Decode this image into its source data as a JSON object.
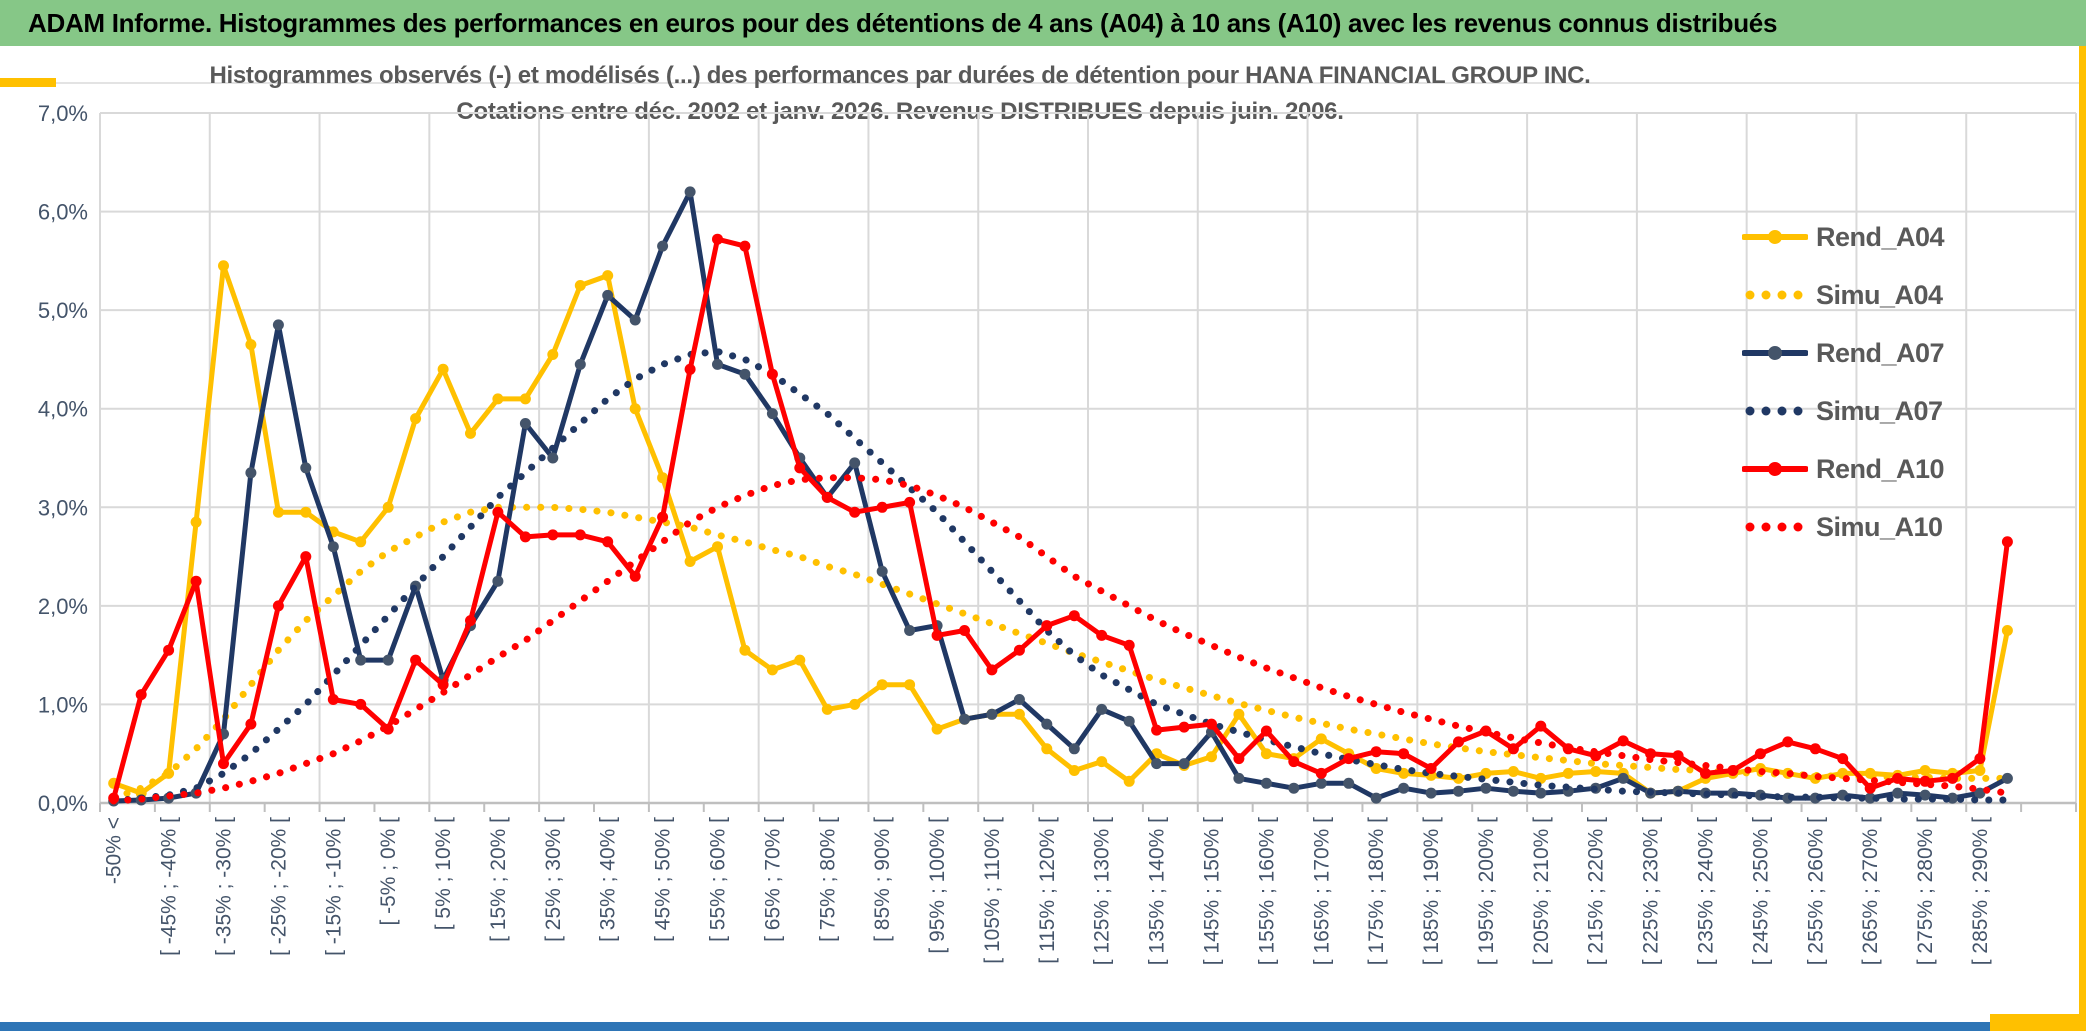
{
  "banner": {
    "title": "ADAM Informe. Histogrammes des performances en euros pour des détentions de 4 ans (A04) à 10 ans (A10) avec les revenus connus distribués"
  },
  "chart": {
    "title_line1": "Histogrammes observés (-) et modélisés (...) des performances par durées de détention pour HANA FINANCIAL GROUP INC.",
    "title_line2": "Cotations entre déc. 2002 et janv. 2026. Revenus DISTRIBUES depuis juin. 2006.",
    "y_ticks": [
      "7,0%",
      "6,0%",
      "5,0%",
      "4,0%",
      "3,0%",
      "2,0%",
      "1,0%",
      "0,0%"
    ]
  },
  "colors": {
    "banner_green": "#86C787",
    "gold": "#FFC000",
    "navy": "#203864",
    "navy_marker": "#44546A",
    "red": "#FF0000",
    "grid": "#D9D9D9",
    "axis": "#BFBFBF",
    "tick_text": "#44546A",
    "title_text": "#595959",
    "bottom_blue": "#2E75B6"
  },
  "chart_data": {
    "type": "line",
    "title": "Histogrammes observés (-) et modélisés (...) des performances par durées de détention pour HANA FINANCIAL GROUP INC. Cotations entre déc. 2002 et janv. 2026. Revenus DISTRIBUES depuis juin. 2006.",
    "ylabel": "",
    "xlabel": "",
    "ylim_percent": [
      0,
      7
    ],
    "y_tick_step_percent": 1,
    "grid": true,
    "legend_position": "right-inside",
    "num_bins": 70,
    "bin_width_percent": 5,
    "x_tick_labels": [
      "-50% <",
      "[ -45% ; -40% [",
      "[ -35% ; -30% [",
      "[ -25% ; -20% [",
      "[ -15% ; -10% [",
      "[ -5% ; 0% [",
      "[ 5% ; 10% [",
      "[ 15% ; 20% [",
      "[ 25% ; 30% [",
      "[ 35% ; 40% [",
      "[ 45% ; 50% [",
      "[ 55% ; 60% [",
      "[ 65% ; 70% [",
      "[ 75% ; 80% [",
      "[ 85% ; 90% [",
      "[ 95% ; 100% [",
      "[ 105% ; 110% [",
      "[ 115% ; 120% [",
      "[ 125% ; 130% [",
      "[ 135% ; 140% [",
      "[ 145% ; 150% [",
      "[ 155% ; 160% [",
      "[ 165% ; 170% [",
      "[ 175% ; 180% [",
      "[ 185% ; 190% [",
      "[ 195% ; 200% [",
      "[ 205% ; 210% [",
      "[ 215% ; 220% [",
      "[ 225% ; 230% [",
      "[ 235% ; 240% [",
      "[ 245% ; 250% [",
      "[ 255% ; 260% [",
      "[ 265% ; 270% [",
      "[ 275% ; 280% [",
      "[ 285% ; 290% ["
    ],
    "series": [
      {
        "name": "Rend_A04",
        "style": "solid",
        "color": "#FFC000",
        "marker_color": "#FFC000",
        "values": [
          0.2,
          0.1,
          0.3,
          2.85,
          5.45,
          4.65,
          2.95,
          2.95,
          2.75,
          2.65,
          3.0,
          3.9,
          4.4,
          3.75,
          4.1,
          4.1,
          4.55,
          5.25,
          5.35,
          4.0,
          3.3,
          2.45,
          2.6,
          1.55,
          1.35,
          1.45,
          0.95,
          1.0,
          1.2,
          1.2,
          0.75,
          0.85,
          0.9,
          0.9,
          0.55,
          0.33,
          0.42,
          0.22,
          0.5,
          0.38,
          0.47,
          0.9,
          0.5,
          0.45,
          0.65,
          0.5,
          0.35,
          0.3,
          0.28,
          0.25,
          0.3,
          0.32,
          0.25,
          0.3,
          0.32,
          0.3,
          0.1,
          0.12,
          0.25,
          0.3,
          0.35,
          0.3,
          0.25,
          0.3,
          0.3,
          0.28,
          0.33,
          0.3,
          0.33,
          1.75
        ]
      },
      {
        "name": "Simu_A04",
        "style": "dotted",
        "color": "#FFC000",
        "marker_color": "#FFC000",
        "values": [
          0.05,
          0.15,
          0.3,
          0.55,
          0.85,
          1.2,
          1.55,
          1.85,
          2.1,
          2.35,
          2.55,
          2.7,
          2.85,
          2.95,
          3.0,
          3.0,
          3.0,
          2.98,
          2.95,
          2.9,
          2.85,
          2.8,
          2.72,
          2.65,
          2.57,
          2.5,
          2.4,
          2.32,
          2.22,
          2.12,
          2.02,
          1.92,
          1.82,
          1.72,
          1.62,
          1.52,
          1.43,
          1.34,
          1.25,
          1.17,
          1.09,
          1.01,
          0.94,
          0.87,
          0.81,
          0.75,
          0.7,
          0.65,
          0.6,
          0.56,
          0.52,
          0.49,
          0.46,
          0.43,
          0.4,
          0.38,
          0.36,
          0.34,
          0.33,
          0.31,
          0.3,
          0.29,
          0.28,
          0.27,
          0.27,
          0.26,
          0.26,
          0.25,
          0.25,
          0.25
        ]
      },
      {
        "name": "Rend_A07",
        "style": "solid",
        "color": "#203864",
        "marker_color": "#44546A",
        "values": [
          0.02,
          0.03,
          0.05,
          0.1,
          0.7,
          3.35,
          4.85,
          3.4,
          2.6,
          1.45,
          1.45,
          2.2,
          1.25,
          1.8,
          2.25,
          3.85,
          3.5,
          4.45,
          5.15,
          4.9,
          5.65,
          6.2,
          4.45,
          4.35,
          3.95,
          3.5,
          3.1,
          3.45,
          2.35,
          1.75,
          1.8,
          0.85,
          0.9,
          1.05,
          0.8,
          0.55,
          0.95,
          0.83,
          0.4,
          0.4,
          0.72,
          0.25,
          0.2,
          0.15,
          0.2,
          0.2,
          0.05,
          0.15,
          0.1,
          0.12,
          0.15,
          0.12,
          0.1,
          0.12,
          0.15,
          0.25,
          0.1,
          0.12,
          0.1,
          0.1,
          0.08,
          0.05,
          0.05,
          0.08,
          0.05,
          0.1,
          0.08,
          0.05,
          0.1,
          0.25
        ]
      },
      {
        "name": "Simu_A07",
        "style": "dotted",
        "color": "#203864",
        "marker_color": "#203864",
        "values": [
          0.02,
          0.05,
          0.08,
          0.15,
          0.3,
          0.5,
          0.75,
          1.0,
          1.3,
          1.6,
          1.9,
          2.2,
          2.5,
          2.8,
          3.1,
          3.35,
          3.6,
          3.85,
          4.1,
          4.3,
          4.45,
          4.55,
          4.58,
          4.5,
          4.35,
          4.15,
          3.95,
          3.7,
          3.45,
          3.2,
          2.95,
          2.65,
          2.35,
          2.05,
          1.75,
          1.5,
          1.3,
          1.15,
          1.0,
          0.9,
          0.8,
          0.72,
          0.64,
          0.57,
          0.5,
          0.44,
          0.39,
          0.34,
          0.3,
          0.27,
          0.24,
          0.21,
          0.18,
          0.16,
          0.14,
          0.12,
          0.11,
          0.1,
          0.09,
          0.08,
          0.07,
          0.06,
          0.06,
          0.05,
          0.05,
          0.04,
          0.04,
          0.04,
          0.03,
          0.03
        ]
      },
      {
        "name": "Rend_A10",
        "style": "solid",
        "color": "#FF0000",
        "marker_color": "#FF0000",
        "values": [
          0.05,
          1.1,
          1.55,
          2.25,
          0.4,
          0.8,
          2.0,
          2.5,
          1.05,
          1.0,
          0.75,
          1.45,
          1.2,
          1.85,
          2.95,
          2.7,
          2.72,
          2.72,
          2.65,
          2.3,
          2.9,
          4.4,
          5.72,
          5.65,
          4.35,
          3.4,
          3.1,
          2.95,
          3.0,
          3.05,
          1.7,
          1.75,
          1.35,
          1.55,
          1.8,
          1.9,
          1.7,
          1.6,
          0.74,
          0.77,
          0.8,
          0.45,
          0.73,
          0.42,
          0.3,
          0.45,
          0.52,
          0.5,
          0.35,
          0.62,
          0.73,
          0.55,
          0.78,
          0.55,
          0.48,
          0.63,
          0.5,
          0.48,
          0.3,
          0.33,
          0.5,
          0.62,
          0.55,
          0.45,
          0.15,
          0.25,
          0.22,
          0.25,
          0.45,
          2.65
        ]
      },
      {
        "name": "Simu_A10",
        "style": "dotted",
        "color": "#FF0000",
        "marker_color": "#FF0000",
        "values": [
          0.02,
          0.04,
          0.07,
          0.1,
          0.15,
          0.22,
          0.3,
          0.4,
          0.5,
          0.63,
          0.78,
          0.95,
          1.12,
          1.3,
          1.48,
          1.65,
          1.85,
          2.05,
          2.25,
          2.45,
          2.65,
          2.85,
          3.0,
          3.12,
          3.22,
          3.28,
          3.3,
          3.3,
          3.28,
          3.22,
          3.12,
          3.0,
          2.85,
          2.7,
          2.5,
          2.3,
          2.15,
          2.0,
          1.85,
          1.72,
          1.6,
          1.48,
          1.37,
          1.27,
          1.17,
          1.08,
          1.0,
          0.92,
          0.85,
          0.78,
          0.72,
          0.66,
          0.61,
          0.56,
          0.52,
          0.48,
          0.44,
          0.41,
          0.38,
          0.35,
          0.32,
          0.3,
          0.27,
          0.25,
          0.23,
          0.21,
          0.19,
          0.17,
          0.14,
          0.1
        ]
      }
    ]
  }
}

...

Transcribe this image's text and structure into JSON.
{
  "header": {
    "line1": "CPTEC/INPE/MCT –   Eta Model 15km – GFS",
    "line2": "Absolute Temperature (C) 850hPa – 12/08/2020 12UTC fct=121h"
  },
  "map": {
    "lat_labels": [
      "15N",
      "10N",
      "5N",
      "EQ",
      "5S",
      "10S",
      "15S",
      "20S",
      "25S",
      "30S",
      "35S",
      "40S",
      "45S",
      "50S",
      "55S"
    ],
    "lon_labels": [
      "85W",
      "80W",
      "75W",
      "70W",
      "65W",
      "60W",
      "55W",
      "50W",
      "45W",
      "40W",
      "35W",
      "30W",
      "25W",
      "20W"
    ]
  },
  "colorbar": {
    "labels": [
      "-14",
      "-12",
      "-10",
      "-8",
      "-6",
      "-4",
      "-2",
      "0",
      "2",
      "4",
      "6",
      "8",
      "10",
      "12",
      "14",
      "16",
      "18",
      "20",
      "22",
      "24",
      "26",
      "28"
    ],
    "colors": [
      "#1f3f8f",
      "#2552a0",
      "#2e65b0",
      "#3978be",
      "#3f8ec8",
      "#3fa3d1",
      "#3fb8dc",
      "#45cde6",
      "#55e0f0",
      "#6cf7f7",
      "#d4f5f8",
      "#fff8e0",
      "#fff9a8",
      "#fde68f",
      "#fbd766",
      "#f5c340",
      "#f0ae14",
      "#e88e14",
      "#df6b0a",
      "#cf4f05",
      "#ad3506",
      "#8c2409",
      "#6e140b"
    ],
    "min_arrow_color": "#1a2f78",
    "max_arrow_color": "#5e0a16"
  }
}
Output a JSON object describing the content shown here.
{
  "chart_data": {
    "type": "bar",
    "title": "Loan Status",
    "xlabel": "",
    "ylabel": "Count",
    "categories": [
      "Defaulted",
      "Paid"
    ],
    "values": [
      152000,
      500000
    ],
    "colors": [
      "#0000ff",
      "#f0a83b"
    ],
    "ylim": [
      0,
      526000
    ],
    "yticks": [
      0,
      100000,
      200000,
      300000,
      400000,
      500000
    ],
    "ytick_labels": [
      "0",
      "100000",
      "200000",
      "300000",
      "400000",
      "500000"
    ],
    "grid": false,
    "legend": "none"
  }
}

---

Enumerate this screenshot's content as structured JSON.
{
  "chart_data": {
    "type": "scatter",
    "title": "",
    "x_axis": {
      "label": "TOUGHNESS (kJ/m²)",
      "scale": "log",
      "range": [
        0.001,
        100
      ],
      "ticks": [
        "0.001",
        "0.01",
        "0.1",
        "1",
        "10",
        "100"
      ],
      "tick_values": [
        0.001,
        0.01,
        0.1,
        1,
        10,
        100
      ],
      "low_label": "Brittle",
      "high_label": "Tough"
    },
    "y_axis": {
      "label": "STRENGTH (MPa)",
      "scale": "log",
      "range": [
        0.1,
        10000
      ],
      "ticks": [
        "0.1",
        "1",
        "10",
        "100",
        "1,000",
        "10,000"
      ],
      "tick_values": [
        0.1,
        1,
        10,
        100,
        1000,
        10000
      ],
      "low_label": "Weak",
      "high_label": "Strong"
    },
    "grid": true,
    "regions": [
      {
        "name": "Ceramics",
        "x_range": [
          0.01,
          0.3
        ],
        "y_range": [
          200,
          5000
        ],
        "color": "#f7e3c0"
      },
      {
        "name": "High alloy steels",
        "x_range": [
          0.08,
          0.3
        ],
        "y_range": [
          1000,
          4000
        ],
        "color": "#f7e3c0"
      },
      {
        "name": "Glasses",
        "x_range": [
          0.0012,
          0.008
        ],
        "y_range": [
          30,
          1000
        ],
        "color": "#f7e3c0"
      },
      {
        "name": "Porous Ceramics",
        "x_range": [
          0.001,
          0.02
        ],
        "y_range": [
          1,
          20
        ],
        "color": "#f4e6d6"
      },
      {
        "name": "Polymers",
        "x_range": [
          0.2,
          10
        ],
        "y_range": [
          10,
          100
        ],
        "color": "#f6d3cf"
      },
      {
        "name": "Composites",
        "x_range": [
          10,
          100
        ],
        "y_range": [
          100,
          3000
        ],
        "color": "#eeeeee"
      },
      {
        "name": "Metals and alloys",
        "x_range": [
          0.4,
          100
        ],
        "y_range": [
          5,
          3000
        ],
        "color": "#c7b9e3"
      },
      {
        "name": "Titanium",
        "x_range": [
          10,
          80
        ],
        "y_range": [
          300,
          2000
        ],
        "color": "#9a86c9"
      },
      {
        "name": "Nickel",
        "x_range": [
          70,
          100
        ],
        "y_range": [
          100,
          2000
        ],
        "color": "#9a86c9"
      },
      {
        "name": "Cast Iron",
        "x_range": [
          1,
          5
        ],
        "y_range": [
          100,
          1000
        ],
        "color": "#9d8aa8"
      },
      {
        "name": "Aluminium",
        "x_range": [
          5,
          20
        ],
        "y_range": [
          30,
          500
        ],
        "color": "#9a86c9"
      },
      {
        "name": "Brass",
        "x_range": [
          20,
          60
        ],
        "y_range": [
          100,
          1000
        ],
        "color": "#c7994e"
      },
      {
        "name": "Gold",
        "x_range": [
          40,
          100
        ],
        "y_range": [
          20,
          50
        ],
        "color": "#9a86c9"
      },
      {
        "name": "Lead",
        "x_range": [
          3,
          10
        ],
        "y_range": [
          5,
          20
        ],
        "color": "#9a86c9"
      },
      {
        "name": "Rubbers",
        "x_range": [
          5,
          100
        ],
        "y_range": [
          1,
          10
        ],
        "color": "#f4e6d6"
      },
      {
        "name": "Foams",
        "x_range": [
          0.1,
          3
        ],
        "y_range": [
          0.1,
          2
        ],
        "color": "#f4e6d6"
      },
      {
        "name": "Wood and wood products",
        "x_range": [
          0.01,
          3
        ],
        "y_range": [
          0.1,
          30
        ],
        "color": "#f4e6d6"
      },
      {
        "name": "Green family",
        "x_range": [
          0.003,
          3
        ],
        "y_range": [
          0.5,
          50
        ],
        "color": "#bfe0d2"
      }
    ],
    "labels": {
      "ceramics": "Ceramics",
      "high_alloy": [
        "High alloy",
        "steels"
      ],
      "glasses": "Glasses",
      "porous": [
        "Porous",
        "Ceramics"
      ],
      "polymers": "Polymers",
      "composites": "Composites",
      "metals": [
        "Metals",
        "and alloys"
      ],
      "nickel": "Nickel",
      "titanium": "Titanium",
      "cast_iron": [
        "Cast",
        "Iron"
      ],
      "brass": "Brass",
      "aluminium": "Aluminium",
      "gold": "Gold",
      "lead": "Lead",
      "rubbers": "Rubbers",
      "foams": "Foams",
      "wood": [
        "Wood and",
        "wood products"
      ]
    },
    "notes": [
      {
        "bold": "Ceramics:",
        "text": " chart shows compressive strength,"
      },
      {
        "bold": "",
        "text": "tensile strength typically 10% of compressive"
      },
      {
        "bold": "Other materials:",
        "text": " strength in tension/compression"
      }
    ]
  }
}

# TASK REQUIREMENTS
Each line in the data that holds the string "FINANCIAL" should be found and copied.

# RESULT OF THIS EXERCISE
    "title_line1": "Histogrammes observés (-) et modélisés (...) des performances par durées de détention pour HANA FINANCIAL GROUP INC.",
    "title": "Histogrammes observés (-) et modélisés (...) des performances par durées de détention pour HANA FINANCIAL GROUP INC. Cotations entre déc. 2002 et janv. 2026. Revenus DISTRIBUES depuis juin. 2006.",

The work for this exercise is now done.